(SHORT PROBLEM)
Could you reproduce the material from its start through the line containing "The bearing plate 6 is at (393, 303).", changing "diagrammatic" to "schematic" and keeping everything else the same?
# Start of DATASET EXCERPTS
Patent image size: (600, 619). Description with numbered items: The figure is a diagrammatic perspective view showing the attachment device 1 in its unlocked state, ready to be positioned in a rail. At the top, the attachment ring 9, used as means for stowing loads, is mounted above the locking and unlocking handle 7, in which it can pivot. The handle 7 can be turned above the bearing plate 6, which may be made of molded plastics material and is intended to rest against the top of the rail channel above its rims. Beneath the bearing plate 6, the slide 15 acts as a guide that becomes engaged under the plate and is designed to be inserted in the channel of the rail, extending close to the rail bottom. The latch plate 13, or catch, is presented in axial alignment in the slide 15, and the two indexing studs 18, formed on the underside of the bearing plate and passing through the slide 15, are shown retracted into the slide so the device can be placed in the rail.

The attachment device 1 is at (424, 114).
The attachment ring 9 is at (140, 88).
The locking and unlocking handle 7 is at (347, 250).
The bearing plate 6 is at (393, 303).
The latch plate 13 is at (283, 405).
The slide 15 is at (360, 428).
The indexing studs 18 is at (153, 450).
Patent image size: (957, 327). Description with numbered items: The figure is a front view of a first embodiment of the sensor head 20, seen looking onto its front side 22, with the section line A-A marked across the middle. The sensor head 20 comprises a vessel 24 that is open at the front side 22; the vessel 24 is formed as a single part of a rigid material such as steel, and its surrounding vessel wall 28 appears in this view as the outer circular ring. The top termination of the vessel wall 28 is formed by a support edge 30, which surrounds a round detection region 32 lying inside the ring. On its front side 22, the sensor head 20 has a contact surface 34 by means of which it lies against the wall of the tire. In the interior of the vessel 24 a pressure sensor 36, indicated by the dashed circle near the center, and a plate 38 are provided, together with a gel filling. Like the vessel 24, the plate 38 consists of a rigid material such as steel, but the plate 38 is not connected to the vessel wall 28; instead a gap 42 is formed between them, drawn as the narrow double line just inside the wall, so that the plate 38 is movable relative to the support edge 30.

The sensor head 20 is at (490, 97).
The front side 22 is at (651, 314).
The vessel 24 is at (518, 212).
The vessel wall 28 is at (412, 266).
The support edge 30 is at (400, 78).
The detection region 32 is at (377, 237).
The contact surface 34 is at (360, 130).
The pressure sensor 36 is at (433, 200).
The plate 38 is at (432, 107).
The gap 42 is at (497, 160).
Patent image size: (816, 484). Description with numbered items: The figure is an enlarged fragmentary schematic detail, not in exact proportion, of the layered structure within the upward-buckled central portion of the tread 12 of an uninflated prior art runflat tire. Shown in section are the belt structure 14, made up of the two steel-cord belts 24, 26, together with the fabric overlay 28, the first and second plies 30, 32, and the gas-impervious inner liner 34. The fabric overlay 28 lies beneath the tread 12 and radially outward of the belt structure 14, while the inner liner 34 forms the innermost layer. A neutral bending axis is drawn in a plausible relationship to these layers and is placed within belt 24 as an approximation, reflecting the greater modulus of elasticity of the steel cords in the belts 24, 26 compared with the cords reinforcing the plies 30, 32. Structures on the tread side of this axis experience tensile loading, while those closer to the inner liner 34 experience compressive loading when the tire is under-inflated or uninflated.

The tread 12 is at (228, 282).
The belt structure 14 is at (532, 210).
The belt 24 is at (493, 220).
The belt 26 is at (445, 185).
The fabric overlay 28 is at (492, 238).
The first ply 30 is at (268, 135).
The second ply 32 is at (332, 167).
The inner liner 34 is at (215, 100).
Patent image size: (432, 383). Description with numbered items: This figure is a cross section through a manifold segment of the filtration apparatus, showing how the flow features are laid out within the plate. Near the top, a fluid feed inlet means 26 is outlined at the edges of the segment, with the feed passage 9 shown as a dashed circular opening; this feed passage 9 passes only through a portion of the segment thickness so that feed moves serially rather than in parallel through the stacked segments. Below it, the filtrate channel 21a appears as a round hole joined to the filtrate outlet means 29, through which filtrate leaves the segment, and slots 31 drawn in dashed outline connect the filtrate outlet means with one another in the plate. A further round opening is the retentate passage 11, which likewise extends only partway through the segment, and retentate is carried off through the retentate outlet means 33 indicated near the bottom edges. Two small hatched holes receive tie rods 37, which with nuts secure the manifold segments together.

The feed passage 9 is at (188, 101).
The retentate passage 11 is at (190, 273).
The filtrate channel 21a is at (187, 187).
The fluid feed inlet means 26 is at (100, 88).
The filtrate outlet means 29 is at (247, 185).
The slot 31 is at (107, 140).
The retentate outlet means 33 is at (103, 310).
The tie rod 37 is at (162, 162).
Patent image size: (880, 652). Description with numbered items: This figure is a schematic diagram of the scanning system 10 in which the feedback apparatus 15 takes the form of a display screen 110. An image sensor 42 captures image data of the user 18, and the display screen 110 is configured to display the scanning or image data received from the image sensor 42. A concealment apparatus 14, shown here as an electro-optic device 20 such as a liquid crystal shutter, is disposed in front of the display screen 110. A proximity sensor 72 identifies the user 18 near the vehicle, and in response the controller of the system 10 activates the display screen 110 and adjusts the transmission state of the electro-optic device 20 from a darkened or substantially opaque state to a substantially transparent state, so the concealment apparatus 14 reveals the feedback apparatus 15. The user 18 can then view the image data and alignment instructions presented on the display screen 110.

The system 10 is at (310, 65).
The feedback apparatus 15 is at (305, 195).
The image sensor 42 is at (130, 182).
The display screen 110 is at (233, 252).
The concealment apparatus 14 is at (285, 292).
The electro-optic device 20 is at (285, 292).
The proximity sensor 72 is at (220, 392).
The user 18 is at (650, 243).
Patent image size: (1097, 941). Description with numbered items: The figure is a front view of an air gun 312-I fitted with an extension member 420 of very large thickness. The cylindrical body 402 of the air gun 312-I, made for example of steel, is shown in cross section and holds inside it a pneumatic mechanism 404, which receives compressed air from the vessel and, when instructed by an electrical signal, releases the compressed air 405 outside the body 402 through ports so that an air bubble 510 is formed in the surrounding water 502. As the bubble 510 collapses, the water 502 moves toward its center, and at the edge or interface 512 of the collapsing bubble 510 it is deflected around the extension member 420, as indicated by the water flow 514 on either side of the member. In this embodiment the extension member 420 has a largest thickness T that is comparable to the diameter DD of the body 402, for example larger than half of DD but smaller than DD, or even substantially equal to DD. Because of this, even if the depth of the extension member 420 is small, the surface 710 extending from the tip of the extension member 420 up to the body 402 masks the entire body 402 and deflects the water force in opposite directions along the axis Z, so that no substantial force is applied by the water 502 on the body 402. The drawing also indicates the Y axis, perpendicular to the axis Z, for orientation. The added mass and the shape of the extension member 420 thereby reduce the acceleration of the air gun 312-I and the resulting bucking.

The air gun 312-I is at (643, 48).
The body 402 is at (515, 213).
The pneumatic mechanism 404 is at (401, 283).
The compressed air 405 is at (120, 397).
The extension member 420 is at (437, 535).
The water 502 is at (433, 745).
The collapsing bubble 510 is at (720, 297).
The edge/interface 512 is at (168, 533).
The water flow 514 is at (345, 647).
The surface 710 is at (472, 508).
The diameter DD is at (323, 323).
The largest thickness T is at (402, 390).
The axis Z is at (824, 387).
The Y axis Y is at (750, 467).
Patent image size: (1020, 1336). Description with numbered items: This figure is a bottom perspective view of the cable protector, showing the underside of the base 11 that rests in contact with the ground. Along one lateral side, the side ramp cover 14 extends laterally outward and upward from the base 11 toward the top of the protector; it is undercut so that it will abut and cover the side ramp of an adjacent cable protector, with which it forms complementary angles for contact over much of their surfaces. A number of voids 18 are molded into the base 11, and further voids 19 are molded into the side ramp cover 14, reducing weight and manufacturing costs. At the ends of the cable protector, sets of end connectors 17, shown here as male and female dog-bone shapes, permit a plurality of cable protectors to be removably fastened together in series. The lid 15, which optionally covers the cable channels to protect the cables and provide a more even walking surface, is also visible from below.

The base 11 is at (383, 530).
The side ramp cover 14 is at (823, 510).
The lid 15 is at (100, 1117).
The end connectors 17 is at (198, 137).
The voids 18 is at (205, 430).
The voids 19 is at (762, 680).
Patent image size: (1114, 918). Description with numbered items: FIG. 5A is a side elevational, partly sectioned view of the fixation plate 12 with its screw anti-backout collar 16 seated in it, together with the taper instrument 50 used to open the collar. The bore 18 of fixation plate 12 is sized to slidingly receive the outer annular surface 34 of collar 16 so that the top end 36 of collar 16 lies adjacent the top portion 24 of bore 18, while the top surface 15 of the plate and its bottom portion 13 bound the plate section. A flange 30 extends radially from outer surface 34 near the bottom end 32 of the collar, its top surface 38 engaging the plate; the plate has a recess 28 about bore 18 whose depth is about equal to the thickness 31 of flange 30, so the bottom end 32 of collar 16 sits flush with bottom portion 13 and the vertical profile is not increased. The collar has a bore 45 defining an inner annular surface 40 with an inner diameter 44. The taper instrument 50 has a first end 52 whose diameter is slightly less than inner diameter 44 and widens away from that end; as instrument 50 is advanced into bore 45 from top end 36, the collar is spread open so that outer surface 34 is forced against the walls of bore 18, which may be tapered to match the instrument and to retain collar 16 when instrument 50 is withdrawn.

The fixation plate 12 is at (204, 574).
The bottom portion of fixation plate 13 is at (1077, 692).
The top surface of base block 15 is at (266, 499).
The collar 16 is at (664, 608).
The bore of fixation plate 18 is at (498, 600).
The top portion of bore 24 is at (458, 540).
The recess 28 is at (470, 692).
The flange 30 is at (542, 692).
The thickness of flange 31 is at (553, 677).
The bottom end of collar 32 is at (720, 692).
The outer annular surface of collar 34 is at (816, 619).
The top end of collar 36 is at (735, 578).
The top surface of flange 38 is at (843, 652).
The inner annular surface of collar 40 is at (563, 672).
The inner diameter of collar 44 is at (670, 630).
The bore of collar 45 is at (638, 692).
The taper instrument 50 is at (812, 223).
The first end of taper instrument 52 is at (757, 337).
# End of DATASET EXCERPTS
(RESPONSE)
Patent image size: (600, 619). Description with numbered items: The figure is a schematic perspective view showing the attachment device 1 in its unlocked state, ready to be positioned in a rail. At the top, the attachment ring 9, used as means for stowing loads, is mounted above the locking and unlocking handle 7, in which it can pivot. The handle 7 can be turned above the bearing plate 6, which may be made of molded plastics material and is intended to rest against the top of the rail channel above its rims. Beneath the bearing plate 6, the slide 15 acts as a guide that becomes engaged under the plate and is designed to be inserted in the channel of the rail, extending close to the rail bottom. The latch plate 13, or catch, is presented in axial alignment in the slide 15, and the two indexing studs 18, formed on the underside of the bearing plate and passing through the slide 15, are shown retracted into the slide so the device can be placed in the rail.

The attachment device 1 is at (424, 114).
The attachment ring 9 is at (140, 88).
The locking and unlocking handle 7 is at (347, 250).
The bearing plate 6 is at (393, 303).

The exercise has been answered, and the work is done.